REQUEST:
Return the whole listing, line for line, without the pictures in it.

============================================================

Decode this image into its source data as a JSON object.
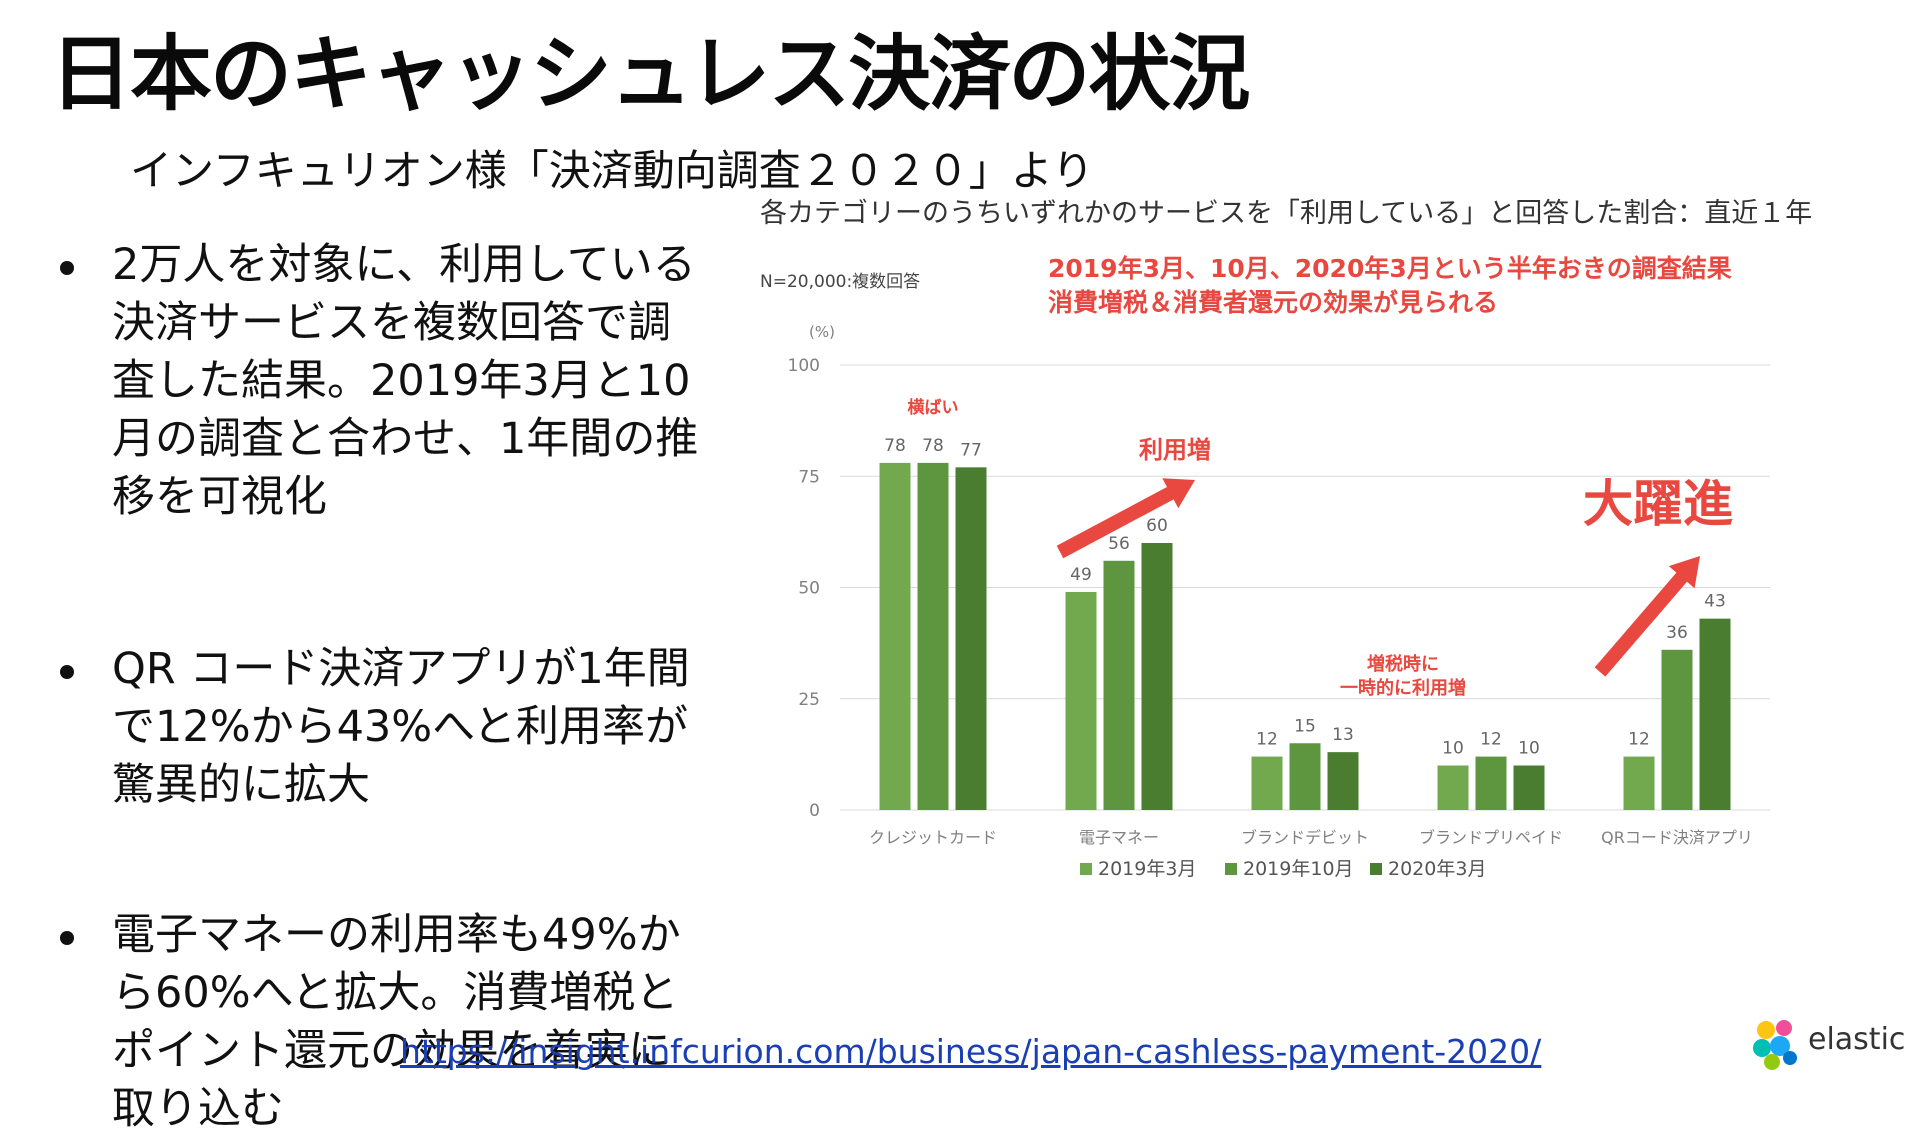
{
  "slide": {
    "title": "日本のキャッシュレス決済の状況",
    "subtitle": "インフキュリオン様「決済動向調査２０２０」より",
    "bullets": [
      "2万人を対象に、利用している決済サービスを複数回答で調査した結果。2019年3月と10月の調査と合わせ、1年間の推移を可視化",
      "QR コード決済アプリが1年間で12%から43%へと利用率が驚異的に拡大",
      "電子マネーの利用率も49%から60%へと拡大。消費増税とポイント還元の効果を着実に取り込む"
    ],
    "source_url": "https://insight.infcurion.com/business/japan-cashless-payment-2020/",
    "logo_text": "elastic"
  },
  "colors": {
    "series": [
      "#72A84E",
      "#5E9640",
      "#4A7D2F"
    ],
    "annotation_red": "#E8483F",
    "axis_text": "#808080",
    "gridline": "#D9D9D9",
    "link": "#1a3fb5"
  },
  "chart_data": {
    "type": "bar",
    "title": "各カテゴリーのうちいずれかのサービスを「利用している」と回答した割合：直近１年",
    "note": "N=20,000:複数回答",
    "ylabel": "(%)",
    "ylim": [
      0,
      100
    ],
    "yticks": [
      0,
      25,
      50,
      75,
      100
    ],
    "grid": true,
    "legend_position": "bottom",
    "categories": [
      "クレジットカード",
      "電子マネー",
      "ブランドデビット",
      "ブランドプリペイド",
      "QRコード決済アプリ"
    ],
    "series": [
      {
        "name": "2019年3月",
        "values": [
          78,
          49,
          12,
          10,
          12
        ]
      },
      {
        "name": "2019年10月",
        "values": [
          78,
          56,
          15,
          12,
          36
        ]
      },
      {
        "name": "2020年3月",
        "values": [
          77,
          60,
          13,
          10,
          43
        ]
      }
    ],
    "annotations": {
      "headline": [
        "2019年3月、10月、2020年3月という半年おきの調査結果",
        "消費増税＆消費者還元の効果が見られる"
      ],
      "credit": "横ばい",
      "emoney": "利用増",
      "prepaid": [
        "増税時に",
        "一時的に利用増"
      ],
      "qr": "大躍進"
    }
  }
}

============================================================

OUTPUT:
Decode this image into its source data as a JSON object.
{
  "slide": {
    "title": "日本のキャッシュレス決済の状況",
    "subtitle": "インフキュリオン様「決済動向調査２０２０」より",
    "bullets": [
      "2万人を対象に、利用している決済サービスを複数回答で調査した結果。2019年3月と10月の調査と合わせ、1年間の推移を可視化",
      "QR コード決済アプリが1年間で12%から43%へと利用率が驚異的に拡大",
      "電子マネーの利用率も49%から60%へと拡大。消費増税とポイント還元の効果を着実に取り込む"
    ],
    "source_url": "https://insight.infcurion.com/business/japan-cashless-payment-2020/",
    "logo_text": "elastic"
  },
  "colors": {
    "series": [
      "#72A84E",
      "#5E9640",
      "#4A7D2F"
    ],
    "annotation_red": "#E8483F",
    "axis_text": "#808080",
    "gridline": "#D9D9D9",
    "link": "#1a3fb5"
  },
  "chart_data": {
    "type": "bar",
    "title": "各カテゴリーのうちいずれかのサービスを「利用している」と回答した割合：直近１年",
    "note": "N=20,000:複数回答",
    "ylabel": "(%)",
    "ylim": [
      0,
      100
    ],
    "yticks": [
      0,
      25,
      50,
      75,
      100
    ],
    "grid": true,
    "legend_position": "bottom",
    "categories": [
      "クレジットカード",
      "電子マネー",
      "ブランドデビット",
      "ブランドプリペイド",
      "QRコード決済アプリ"
    ],
    "series": [
      {
        "name": "2019年3月",
        "values": [
          78,
          49,
          12,
          10,
          12
        ]
      },
      {
        "name": "2019年10月",
        "values": [
          78,
          56,
          15,
          12,
          36
        ]
      },
      {
        "name": "2020年3月",
        "values": [
          77,
          60,
          13,
          10,
          43
        ]
      }
    ],
    "annotations": {
      "headline": [
        "2019年3月、10月、2020年3月という半年おきの調査結果",
        "消費増税＆消費者還元の効果が見られる"
      ],
      "credit": "横ばい",
      "emoney": "利用増",
      "prepaid": [
        "増税時に",
        "一時的に利用増"
      ],
      "qr": "大躍進"
    }
  }
}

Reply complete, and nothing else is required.